:: THE EXERCISE ::
Your task is to repeat all of the data exactly while excluding the pictures.

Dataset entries
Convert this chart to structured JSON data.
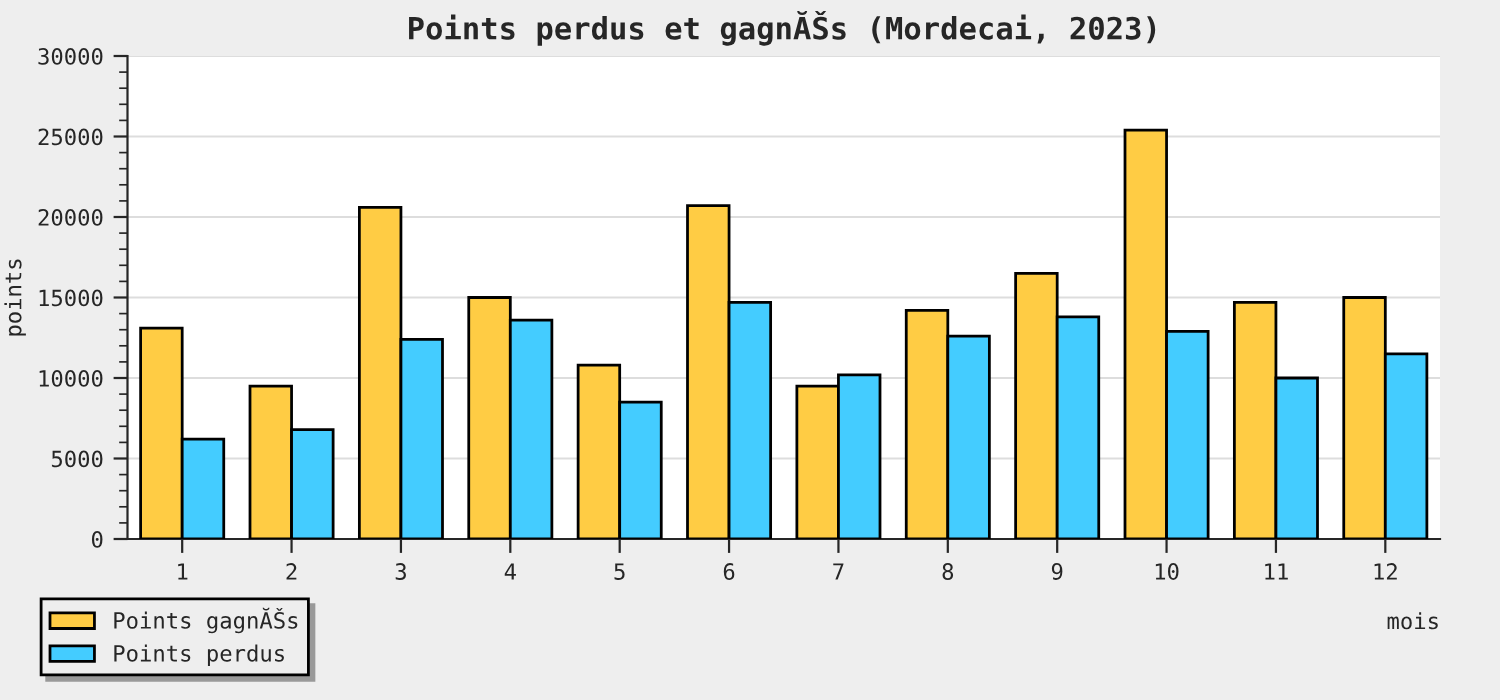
{
  "chart_data": {
    "type": "bar",
    "title": "Points perdus et gagnĂŠs (Mordecai, 2023)",
    "xlabel": "mois",
    "ylabel": "points",
    "categories": [
      "1",
      "2",
      "3",
      "4",
      "5",
      "6",
      "7",
      "8",
      "9",
      "10",
      "11",
      "12"
    ],
    "series": [
      {
        "name": "Points gagnĂŠs",
        "color": "#ffcc44",
        "values": [
          13100,
          9500,
          20600,
          15000,
          10800,
          20700,
          9500,
          14200,
          16500,
          25400,
          14700,
          15000
        ]
      },
      {
        "name": "Points perdus",
        "color": "#44ccff",
        "values": [
          6200,
          6800,
          12400,
          13600,
          8500,
          14700,
          10200,
          12600,
          13800,
          12900,
          10000,
          11500
        ]
      }
    ],
    "ylim": [
      0,
      30000
    ],
    "yticks": [
      0,
      5000,
      10000,
      15000,
      20000,
      25000,
      30000
    ],
    "grid": "y",
    "legend": "bottom left"
  }
}
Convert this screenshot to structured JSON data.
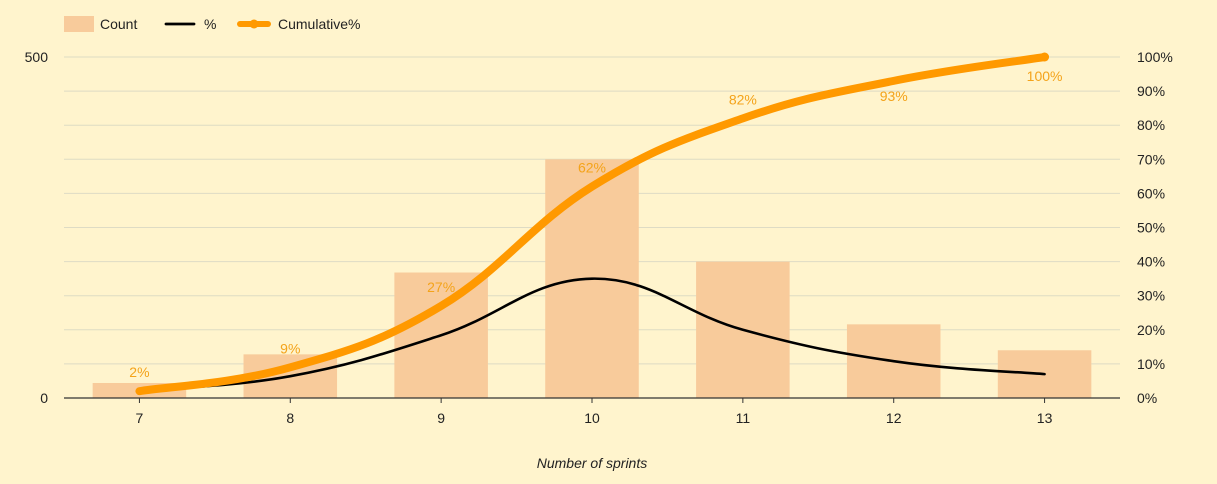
{
  "chart_data": {
    "type": "bar",
    "categories": [
      "7",
      "8",
      "9",
      "10",
      "11",
      "12",
      "13"
    ],
    "series": [
      {
        "name": "Count",
        "type": "bar",
        "axis": "left",
        "values": [
          22,
          64,
          184,
          350,
          200,
          108,
          70
        ]
      },
      {
        "name": "%",
        "type": "line",
        "axis": "right",
        "values": [
          2.2,
          6.4,
          18.4,
          35.0,
          20.0,
          10.8,
          7.0
        ]
      },
      {
        "name": "Cumulative%",
        "type": "line",
        "axis": "right",
        "values": [
          2,
          9,
          27,
          62,
          82,
          93,
          100
        ],
        "labels": [
          "2%",
          "9%",
          "27%",
          "62%",
          "82%",
          "93%",
          "100%"
        ]
      }
    ],
    "xlabel": "Number of sprints",
    "ylabel": "",
    "ylim": [
      0,
      500
    ],
    "y_ticks": [
      "0",
      "500"
    ],
    "y2lim": [
      0,
      100
    ],
    "y2_ticks": [
      "0%",
      "10%",
      "20%",
      "30%",
      "40%",
      "50%",
      "60%",
      "70%",
      "80%",
      "90%",
      "100%"
    ],
    "grid": true,
    "legend_position": "top-left",
    "colors": {
      "background": "#fff4cd",
      "bar": "#f8cb9b",
      "percent_line": "#000000",
      "cumulative_line": "#ff9900",
      "cumulative_label": "#f4a31a",
      "grid": "#dedbc4",
      "axis": "#333333",
      "text": "#222222"
    }
  }
}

:: THE OUTPUT ::
Convert this chart to structured JSON data.
{
  "chart_data": {
    "type": "bar",
    "title": "Points perdus et gagnĂŠs (Mordecai, 2023)",
    "xlabel": "mois",
    "ylabel": "points",
    "categories": [
      "1",
      "2",
      "3",
      "4",
      "5",
      "6",
      "7",
      "8",
      "9",
      "10",
      "11",
      "12"
    ],
    "series": [
      {
        "name": "Points gagnĂŠs",
        "color": "#ffcc44",
        "values": [
          13100,
          9500,
          20600,
          15000,
          10800,
          20700,
          9500,
          14200,
          16500,
          25400,
          14700,
          15000
        ]
      },
      {
        "name": "Points perdus",
        "color": "#44ccff",
        "values": [
          6200,
          6800,
          12400,
          13600,
          8500,
          14700,
          10200,
          12600,
          13800,
          12900,
          10000,
          11500
        ]
      }
    ],
    "ylim": [
      0,
      30000
    ],
    "yticks": [
      0,
      5000,
      10000,
      15000,
      20000,
      25000,
      30000
    ],
    "grid": "y",
    "legend": "bottom left"
  }
}
Convert this screenshot to structured JSON data.
{
  "chart_data": {
    "type": "bar",
    "categories": [
      "7",
      "8",
      "9",
      "10",
      "11",
      "12",
      "13"
    ],
    "series": [
      {
        "name": "Count",
        "type": "bar",
        "axis": "left",
        "values": [
          22,
          64,
          184,
          350,
          200,
          108,
          70
        ]
      },
      {
        "name": "%",
        "type": "line",
        "axis": "right",
        "values": [
          2.2,
          6.4,
          18.4,
          35.0,
          20.0,
          10.8,
          7.0
        ]
      },
      {
        "name": "Cumulative%",
        "type": "line",
        "axis": "right",
        "values": [
          2,
          9,
          27,
          62,
          82,
          93,
          100
        ],
        "labels": [
          "2%",
          "9%",
          "27%",
          "62%",
          "82%",
          "93%",
          "100%"
        ]
      }
    ],
    "xlabel": "Number of sprints",
    "ylabel": "",
    "ylim": [
      0,
      500
    ],
    "y_ticks": [
      "0",
      "500"
    ],
    "y2lim": [
      0,
      100
    ],
    "y2_ticks": [
      "0%",
      "10%",
      "20%",
      "30%",
      "40%",
      "50%",
      "60%",
      "70%",
      "80%",
      "90%",
      "100%"
    ],
    "grid": true,
    "legend_position": "top-left",
    "colors": {
      "background": "#fff4cd",
      "bar": "#f8cb9b",
      "percent_line": "#000000",
      "cumulative_line": "#ff9900",
      "cumulative_label": "#f4a31a",
      "grid": "#dedbc4",
      "axis": "#333333",
      "text": "#222222"
    }
  }
}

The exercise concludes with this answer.